*Written problem*
Update the listing from its first line through the line that contains "multi-layered-coatings-icon <box>373 320", changing every "Anti Reflective Coating" to "Anti-Glare Coating" and keeping all else unchanged. Stop after that line, and return only these lines.

*Exercise data*
— start —
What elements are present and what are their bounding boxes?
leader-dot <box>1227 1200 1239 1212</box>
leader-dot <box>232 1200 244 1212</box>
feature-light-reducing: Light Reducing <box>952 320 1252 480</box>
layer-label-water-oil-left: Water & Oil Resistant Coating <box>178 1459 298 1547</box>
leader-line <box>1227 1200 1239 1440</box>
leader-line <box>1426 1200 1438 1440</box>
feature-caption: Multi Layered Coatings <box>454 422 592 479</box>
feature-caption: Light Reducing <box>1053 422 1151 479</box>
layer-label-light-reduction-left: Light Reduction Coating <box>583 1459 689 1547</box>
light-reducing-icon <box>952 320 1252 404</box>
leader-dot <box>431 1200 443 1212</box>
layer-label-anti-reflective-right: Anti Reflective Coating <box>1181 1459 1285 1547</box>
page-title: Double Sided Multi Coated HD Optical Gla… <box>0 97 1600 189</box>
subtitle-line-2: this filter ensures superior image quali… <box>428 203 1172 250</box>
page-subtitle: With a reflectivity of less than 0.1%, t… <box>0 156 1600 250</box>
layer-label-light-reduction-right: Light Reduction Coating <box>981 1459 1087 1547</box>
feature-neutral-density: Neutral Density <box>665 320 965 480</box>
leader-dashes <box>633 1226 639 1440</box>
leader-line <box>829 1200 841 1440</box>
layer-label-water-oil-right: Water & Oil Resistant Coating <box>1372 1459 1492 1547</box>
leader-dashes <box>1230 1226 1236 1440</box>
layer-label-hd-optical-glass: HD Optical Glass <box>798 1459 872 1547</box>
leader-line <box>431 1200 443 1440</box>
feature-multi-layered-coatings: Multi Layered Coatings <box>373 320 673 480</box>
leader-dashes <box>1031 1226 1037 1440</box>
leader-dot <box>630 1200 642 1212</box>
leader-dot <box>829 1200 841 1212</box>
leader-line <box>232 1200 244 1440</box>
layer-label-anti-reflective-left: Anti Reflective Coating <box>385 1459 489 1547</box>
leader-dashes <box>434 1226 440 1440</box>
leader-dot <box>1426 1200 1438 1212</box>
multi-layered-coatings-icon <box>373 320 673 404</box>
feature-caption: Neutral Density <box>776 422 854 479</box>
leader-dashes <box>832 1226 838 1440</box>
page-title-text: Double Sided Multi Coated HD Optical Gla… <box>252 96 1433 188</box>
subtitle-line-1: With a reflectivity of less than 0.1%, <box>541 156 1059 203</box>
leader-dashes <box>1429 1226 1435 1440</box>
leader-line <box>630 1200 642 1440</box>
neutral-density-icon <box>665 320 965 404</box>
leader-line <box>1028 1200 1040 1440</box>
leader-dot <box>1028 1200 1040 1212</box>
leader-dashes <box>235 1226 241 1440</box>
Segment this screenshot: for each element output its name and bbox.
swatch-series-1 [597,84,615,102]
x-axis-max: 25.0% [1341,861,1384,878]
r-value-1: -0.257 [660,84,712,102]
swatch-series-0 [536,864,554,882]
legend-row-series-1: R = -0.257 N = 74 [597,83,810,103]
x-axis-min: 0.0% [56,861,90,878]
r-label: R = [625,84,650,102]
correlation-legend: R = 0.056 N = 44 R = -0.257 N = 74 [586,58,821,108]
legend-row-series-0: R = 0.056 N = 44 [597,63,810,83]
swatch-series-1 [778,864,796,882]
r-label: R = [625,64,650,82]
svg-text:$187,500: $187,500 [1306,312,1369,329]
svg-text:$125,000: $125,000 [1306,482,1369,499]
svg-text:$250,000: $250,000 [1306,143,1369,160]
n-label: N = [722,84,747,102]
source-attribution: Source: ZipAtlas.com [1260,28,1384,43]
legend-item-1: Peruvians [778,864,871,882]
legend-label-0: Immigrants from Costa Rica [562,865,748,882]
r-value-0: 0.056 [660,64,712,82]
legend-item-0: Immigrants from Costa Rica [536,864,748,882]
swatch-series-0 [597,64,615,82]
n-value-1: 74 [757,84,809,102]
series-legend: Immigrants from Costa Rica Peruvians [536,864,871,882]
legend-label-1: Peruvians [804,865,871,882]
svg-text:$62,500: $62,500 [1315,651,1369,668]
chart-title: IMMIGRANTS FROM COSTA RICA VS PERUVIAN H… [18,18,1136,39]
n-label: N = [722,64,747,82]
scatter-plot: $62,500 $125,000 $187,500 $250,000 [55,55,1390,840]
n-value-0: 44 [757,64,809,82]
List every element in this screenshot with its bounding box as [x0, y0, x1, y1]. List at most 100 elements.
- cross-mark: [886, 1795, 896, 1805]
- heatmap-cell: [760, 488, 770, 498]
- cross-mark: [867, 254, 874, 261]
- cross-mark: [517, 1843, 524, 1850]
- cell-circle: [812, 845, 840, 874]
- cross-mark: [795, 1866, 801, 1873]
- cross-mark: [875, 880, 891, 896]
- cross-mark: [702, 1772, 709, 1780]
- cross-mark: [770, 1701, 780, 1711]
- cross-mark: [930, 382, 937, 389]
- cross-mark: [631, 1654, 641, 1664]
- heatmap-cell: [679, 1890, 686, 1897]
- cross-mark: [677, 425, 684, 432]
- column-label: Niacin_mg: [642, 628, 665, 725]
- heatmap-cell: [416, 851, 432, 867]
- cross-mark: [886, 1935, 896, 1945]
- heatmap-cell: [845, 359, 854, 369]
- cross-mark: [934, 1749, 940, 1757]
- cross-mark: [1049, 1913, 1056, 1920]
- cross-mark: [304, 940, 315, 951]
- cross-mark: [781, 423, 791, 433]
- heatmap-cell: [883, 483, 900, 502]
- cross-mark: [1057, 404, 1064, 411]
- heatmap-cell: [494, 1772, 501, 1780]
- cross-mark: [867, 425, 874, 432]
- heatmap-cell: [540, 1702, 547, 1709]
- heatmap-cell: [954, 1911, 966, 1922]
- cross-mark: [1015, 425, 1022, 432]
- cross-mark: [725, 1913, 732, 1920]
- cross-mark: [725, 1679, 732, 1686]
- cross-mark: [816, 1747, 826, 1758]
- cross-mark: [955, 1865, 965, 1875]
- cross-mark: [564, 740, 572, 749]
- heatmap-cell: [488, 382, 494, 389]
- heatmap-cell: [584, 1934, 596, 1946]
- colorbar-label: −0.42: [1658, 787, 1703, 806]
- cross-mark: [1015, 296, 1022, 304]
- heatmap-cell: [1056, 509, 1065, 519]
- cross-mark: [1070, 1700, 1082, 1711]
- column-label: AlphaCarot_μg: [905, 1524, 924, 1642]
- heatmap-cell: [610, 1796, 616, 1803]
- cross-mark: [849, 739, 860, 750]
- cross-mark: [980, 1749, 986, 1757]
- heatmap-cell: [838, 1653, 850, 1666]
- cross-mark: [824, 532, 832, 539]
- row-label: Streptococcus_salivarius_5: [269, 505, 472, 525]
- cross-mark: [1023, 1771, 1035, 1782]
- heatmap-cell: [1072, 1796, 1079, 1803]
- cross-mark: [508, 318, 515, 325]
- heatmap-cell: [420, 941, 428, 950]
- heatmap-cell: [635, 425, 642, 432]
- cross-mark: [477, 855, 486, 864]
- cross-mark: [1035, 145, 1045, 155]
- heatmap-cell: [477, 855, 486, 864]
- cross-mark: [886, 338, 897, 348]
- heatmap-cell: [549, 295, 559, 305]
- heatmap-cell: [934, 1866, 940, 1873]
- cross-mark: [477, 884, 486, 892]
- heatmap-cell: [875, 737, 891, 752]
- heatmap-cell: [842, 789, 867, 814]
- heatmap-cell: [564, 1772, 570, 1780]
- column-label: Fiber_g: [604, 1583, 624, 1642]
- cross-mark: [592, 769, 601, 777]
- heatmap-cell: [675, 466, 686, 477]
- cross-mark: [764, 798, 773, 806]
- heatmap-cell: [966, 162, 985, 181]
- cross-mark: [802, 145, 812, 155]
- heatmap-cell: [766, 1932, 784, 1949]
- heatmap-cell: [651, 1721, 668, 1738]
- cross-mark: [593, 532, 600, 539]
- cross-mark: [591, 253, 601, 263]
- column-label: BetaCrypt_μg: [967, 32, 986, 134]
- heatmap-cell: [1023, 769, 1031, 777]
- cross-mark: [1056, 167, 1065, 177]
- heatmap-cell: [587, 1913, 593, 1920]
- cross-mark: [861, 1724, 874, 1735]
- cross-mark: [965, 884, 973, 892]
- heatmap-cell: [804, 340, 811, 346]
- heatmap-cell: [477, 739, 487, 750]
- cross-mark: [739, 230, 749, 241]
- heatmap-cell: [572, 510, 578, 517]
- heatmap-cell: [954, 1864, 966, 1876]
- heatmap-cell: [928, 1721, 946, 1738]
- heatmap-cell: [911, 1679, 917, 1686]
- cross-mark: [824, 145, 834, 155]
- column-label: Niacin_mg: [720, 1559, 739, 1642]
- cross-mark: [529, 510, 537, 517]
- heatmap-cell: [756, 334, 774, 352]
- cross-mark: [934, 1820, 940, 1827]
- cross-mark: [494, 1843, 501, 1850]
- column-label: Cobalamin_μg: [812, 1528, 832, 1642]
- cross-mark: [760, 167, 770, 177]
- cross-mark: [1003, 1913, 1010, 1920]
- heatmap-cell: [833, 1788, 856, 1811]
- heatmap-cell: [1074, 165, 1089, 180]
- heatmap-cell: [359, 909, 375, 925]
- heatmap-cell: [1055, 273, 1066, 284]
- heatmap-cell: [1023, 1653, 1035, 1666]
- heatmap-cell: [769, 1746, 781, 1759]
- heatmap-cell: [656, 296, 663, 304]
— end —
*Task solution*
What elements are present and what are their bounding boxes?
leader-dot <box>1227 1200 1239 1212</box>
leader-dot <box>232 1200 244 1212</box>
feature-light-reducing: Light Reducing <box>952 320 1252 480</box>
layer-label-water-oil-left: Water & Oil Resistant Coating <box>178 1459 298 1547</box>
leader-line <box>1227 1200 1239 1440</box>
leader-line <box>1426 1200 1438 1440</box>
feature-caption: Multi Layered Coatings <box>454 422 592 479</box>
feature-caption: Light Reducing <box>1053 422 1151 479</box>
layer-label-light-reduction-left: Light Reduction Coating <box>583 1459 689 1547</box>
light-reducing-icon <box>952 320 1252 404</box>
leader-dot <box>431 1200 443 1212</box>
layer-label-anti-reflective-right: Anti-Glare Coating <box>1181 1459 1285 1547</box>
page-title: Double Sided Multi Coated HD Optical Gla… <box>0 97 1600 189</box>
subtitle-line-2: this filter ensures superior image quali… <box>428 203 1172 250</box>
page-subtitle: With a reflectivity of less than 0.1%, t… <box>0 156 1600 250</box>
layer-label-light-reduction-right: Light Reduction Coating <box>981 1459 1087 1547</box>
feature-neutral-density: Neutral Density <box>665 320 965 480</box>
leader-dashes <box>633 1226 639 1440</box>
leader-line <box>829 1200 841 1440</box>
layer-label-water-oil-right: Water & Oil Resistant Coating <box>1372 1459 1492 1547</box>
leader-dashes <box>1230 1226 1236 1440</box>
layer-label-hd-optical-glass: HD Optical Glass <box>798 1459 872 1547</box>
leader-line <box>431 1200 443 1440</box>
feature-multi-layered-coatings: Multi Layered Coatings <box>373 320 673 480</box>
leader-dashes <box>1031 1226 1037 1440</box>
leader-dot <box>630 1200 642 1212</box>
leader-dot <box>829 1200 841 1212</box>
leader-line <box>232 1200 244 1440</box>
layer-label-anti-reflective-left: Anti-Glare Coating <box>385 1459 489 1547</box>
leader-dashes <box>434 1226 440 1440</box>
leader-dot <box>1426 1200 1438 1212</box>
multi-layered-coatings-icon <box>373 320 673 404</box>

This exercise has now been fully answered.